- _What you should do_: Gather up the lines with the word "data" in them.

- _Material for this exercise_:

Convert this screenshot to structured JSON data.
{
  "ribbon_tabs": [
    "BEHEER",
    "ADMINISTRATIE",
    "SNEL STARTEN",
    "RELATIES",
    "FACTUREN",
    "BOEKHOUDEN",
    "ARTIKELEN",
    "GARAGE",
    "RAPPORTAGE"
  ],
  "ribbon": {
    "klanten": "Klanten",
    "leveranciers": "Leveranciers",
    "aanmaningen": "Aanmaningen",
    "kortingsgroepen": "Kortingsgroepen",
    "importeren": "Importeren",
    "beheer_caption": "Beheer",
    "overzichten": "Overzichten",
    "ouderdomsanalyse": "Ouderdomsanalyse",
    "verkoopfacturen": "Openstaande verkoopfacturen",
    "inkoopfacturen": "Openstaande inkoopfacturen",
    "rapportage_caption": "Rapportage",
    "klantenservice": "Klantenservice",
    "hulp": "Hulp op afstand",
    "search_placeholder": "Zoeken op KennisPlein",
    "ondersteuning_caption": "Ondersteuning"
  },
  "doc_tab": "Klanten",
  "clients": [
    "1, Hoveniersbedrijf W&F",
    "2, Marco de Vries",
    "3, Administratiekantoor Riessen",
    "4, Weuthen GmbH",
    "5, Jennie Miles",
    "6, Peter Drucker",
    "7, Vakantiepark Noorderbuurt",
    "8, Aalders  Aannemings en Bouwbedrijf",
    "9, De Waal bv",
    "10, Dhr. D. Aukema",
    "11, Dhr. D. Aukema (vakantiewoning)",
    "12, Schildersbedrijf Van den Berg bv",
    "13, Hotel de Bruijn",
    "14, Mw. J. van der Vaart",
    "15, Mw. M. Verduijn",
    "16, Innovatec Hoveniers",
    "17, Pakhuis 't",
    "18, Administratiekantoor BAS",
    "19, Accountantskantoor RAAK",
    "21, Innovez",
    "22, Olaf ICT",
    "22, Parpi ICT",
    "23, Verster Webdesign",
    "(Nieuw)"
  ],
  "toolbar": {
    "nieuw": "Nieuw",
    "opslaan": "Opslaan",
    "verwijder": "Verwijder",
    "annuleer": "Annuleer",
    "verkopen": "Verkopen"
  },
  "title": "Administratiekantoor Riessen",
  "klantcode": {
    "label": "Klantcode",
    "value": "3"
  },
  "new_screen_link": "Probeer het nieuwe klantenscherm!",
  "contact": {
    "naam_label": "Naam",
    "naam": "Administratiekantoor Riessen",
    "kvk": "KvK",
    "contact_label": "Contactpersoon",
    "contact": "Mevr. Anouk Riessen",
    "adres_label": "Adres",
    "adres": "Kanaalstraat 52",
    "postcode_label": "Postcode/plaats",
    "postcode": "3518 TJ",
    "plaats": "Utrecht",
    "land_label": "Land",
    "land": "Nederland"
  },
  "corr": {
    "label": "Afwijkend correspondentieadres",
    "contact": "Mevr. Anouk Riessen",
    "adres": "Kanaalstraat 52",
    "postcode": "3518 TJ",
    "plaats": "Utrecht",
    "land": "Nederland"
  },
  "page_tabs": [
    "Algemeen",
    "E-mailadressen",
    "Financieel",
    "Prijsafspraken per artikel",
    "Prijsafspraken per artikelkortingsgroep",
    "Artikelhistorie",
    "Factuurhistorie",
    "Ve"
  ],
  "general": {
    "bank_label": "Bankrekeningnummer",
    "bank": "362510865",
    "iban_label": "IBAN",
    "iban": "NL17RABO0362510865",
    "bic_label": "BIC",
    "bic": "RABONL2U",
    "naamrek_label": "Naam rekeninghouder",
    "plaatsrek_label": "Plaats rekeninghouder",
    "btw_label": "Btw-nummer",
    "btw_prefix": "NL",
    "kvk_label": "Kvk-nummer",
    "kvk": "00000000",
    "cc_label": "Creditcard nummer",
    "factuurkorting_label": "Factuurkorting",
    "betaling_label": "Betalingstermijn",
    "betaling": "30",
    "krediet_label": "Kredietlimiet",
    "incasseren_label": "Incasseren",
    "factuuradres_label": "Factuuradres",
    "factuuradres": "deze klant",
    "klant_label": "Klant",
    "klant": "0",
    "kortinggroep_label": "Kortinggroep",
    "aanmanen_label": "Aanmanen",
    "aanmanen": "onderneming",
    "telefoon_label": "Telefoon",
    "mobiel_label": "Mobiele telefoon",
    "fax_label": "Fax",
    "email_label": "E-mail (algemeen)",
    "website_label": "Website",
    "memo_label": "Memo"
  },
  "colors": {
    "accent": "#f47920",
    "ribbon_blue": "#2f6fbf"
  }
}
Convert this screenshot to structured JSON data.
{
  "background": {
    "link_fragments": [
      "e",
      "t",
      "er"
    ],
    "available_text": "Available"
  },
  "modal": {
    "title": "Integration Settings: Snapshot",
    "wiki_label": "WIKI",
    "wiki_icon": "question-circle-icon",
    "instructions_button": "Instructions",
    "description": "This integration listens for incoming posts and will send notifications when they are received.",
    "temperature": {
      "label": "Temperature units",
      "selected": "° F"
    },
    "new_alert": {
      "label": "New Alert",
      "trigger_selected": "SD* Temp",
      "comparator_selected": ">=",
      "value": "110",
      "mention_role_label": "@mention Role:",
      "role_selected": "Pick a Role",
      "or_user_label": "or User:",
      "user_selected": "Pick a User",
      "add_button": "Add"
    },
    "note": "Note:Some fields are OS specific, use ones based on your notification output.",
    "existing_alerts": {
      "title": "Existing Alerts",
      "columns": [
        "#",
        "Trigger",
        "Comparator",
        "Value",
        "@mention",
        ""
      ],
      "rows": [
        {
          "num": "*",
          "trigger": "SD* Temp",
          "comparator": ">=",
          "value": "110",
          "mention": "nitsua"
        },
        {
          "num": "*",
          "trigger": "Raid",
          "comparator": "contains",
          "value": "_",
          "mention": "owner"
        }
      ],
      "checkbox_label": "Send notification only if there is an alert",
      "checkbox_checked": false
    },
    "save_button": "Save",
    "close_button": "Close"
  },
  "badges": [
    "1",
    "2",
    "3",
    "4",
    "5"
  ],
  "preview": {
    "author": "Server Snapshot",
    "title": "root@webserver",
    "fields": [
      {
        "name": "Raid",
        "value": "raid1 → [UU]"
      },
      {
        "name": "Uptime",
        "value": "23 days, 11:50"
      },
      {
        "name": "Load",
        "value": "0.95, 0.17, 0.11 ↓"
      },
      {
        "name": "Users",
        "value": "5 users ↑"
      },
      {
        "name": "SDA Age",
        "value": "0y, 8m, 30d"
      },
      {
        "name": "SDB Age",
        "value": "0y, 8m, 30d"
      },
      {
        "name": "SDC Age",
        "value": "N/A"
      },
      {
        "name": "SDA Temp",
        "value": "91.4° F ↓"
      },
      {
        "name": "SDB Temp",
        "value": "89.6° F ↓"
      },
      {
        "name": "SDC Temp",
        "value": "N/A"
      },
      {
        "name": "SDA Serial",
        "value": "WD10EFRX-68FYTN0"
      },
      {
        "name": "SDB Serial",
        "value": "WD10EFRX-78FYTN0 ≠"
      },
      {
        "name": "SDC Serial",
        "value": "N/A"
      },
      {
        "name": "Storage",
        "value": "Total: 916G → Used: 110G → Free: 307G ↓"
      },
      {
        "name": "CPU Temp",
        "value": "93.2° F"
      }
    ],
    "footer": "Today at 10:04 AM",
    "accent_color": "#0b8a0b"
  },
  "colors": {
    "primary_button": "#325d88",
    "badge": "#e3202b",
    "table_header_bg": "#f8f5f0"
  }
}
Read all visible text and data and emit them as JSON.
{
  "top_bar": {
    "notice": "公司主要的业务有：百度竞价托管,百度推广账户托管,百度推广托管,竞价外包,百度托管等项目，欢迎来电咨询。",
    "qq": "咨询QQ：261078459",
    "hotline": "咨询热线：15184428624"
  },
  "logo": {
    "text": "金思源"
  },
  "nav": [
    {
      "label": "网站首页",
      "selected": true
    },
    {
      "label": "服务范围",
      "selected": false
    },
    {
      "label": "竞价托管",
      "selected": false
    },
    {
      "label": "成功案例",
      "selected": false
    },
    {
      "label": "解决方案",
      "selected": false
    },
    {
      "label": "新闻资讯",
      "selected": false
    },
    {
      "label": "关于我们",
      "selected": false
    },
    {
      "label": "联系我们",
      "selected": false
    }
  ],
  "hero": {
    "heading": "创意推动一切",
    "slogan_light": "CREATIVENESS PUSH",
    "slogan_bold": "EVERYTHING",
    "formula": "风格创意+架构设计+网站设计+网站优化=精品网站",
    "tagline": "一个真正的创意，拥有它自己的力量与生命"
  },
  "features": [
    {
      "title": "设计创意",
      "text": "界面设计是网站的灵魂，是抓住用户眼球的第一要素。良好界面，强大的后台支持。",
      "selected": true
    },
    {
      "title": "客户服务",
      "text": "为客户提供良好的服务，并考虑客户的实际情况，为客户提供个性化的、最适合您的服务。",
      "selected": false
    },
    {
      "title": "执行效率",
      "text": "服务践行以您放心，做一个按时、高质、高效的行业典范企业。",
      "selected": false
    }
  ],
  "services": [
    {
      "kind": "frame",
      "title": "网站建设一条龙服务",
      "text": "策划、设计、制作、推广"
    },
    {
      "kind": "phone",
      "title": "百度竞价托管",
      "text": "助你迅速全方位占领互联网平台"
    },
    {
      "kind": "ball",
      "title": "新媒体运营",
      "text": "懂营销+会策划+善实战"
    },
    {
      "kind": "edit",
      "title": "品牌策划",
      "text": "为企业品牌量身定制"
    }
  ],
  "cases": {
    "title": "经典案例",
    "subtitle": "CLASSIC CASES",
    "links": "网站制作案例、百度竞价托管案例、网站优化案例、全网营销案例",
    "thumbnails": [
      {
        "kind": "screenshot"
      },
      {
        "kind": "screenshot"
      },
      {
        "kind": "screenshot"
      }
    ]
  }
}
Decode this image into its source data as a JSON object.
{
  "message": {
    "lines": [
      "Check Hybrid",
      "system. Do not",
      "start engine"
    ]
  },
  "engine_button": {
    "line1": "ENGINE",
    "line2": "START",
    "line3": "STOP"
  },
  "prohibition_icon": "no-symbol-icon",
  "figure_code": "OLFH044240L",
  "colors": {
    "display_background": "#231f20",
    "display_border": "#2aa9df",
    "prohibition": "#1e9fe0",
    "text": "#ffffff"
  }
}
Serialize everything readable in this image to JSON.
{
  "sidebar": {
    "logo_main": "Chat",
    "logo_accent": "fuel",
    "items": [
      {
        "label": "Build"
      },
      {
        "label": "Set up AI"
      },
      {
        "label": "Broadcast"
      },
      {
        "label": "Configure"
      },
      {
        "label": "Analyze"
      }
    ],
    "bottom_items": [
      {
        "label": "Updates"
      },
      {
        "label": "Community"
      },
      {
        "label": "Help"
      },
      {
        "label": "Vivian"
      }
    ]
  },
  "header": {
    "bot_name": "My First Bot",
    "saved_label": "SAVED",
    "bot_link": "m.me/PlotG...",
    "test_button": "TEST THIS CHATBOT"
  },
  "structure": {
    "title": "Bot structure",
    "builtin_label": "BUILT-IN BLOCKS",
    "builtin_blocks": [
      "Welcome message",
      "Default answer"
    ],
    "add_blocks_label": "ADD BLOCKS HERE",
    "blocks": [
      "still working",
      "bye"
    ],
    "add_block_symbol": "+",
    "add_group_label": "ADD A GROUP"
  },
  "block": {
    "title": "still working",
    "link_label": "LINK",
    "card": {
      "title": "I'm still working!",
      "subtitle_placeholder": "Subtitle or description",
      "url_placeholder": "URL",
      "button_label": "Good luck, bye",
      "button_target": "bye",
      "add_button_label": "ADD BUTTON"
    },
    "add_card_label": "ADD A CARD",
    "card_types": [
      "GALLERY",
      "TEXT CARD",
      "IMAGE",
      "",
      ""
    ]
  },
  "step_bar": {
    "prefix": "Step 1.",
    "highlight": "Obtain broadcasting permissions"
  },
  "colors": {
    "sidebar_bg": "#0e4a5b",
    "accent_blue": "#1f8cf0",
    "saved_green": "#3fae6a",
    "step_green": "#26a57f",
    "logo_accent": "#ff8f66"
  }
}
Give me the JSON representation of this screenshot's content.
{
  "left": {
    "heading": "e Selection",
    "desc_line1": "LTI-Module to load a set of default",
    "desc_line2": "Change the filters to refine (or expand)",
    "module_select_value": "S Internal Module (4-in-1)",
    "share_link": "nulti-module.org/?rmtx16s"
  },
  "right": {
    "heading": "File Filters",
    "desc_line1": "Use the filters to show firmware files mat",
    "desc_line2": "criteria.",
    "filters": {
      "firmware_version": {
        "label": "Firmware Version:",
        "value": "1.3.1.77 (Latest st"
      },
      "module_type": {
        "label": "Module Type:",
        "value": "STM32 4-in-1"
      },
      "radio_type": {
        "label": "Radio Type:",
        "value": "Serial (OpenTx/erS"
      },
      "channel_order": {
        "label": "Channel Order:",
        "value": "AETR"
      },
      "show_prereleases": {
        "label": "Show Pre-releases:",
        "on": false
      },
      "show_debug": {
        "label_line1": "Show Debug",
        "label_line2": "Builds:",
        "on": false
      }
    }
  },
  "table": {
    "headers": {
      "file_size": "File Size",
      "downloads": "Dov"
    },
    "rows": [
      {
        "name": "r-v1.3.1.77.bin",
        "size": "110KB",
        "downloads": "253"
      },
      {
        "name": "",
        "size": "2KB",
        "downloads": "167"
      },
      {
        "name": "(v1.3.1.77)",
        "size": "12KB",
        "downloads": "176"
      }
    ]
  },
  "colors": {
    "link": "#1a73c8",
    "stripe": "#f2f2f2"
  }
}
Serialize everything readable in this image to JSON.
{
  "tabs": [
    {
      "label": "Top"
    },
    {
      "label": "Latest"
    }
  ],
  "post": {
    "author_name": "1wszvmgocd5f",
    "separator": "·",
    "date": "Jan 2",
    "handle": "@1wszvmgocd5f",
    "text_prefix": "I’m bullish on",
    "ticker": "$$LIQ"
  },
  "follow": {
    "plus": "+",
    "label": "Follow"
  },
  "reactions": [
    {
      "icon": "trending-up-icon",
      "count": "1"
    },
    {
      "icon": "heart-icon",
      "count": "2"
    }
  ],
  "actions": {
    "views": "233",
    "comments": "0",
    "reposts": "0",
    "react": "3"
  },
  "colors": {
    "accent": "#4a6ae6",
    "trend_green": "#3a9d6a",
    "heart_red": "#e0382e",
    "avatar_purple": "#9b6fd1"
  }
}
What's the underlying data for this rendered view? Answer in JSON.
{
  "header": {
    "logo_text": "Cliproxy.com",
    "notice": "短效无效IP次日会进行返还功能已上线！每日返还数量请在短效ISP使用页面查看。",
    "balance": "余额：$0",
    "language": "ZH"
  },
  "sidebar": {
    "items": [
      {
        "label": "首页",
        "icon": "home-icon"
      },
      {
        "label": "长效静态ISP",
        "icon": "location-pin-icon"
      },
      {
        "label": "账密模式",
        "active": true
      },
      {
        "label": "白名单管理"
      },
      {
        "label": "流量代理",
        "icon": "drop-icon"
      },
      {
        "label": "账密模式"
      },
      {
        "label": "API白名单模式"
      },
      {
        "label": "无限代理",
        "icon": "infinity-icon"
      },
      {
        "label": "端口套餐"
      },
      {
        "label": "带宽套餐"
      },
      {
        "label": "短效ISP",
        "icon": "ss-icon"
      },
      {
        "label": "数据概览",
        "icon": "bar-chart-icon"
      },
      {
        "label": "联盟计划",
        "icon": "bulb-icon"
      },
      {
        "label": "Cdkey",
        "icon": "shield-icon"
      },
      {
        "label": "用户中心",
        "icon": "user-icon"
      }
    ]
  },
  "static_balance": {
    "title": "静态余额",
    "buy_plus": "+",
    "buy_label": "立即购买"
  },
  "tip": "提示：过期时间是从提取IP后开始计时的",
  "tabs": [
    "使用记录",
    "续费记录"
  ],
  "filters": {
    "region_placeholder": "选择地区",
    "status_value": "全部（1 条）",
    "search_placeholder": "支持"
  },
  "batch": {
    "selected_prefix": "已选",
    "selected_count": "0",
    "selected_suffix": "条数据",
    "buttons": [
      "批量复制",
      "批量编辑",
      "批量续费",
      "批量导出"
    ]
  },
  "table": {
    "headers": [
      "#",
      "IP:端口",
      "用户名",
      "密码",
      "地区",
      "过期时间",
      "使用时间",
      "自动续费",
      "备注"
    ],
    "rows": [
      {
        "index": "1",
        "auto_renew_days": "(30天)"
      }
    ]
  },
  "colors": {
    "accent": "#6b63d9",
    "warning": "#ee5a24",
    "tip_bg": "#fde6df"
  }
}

- _Answer to the task_:
Convert this screenshot to structured JSON data.
Convert this screenshot to structured JSON data.
Read all visible text and data and emit them as JSON.
Decode this image into its source data as a JSON object.
What's the underlying data for this rendered view? Answer in JSON.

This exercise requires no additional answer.